WHAT YOU ARE ASKED TO DO.
Gather all lines in the records below that include the word "JSON".
━━ INPUT FOR THIS TASK ━━
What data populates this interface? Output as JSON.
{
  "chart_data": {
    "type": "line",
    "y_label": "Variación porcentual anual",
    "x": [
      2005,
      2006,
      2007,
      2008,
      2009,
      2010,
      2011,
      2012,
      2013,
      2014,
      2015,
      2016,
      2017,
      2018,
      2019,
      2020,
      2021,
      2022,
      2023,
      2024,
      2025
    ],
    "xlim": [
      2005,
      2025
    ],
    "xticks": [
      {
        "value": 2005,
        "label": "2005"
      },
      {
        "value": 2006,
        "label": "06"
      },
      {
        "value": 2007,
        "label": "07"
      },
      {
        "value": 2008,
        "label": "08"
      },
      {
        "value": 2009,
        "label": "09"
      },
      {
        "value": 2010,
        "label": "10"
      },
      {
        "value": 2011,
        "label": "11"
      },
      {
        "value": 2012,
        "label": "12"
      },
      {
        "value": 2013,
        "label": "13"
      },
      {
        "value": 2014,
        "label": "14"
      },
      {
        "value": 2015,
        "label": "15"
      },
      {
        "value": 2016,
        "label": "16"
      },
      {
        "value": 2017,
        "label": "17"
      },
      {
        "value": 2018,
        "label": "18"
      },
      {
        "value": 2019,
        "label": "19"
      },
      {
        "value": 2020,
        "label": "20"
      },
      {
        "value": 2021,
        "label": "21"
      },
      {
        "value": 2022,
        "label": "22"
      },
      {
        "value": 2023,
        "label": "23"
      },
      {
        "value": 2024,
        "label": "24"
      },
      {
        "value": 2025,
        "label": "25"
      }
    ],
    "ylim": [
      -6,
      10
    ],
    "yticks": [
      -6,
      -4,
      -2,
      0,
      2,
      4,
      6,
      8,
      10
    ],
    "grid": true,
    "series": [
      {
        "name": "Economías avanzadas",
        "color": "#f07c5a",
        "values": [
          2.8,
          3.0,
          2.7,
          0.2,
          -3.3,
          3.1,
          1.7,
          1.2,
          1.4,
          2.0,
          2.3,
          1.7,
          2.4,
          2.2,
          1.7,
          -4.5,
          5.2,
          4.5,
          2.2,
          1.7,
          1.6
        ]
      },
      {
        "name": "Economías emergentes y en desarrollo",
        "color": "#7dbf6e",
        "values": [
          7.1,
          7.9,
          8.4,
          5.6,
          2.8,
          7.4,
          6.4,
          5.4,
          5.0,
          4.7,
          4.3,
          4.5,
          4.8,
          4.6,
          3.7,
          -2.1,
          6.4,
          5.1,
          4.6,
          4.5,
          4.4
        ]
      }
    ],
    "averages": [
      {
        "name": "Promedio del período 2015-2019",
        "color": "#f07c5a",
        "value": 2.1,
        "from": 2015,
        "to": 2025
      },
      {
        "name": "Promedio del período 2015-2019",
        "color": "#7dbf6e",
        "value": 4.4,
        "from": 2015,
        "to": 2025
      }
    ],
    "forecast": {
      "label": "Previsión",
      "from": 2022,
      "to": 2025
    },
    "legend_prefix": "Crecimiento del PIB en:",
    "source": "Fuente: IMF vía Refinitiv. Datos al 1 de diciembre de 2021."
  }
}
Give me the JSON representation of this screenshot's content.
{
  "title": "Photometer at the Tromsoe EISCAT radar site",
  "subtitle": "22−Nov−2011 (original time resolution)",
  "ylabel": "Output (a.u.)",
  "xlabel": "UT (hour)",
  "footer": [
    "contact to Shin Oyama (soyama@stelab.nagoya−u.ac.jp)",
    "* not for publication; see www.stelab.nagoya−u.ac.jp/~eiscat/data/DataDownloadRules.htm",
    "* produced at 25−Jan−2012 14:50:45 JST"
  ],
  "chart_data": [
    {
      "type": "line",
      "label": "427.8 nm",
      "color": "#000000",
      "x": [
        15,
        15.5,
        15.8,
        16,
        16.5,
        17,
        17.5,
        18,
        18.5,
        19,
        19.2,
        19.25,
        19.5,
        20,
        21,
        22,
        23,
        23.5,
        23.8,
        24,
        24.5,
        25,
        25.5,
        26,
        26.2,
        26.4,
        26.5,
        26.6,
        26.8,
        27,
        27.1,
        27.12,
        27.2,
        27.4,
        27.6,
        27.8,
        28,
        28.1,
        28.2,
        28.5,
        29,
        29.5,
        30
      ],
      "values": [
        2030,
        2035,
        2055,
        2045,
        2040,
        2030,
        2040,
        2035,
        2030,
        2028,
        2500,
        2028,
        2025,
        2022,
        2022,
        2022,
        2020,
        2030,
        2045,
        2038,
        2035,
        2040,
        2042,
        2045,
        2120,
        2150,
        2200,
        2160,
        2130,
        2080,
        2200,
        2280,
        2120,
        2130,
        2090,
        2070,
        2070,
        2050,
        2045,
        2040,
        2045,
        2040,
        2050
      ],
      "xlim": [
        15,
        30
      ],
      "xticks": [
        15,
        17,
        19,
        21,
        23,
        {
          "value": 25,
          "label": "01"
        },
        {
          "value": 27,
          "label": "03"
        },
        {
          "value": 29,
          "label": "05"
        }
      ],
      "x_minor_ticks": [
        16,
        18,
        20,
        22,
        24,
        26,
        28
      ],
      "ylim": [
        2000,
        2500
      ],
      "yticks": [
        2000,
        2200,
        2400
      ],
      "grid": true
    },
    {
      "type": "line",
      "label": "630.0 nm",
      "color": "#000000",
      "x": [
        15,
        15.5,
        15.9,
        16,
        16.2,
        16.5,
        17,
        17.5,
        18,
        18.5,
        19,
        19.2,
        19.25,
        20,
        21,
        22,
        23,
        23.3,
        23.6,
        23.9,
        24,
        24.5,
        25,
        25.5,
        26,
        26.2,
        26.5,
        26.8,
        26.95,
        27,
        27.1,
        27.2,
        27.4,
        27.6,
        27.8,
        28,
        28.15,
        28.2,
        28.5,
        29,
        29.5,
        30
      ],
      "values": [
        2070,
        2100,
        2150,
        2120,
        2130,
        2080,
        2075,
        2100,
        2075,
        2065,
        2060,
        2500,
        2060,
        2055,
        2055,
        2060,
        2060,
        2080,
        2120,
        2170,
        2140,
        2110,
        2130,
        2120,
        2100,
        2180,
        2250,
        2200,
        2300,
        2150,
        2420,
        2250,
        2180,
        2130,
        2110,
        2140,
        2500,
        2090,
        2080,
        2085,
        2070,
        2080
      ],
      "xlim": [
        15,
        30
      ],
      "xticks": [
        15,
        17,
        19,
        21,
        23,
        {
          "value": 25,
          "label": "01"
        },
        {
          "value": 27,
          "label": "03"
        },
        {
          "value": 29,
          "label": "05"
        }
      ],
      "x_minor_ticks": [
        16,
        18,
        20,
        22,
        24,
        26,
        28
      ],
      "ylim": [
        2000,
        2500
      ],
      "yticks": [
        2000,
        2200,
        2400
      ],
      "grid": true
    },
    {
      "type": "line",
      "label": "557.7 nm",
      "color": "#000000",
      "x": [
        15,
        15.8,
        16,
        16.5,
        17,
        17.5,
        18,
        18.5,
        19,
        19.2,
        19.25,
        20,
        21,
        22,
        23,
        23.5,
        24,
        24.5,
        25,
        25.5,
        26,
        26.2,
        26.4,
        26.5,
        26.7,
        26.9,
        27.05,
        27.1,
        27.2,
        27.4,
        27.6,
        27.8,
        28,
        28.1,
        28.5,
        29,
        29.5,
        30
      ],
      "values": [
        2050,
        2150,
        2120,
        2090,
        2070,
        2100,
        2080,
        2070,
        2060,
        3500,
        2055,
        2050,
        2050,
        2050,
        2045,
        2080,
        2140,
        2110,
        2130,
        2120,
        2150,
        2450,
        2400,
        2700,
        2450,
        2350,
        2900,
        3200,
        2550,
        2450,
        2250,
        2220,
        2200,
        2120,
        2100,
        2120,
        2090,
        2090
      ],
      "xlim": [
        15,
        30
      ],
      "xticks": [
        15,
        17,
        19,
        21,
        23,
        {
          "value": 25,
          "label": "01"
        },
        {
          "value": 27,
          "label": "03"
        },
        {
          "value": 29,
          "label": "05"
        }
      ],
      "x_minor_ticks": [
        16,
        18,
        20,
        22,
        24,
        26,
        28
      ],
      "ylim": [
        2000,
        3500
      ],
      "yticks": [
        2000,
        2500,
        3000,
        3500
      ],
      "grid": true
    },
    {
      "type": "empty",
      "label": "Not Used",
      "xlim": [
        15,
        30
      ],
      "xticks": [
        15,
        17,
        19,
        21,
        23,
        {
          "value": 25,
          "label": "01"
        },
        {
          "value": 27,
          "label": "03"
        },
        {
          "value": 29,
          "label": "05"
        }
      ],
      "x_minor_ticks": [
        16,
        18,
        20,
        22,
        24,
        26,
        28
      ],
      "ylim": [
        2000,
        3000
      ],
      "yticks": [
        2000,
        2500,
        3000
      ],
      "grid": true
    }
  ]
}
━━━
EXERCISE ANSWER.
What data populates this interface? Output as JSON.
Give me the JSON representation of this screenshot's content.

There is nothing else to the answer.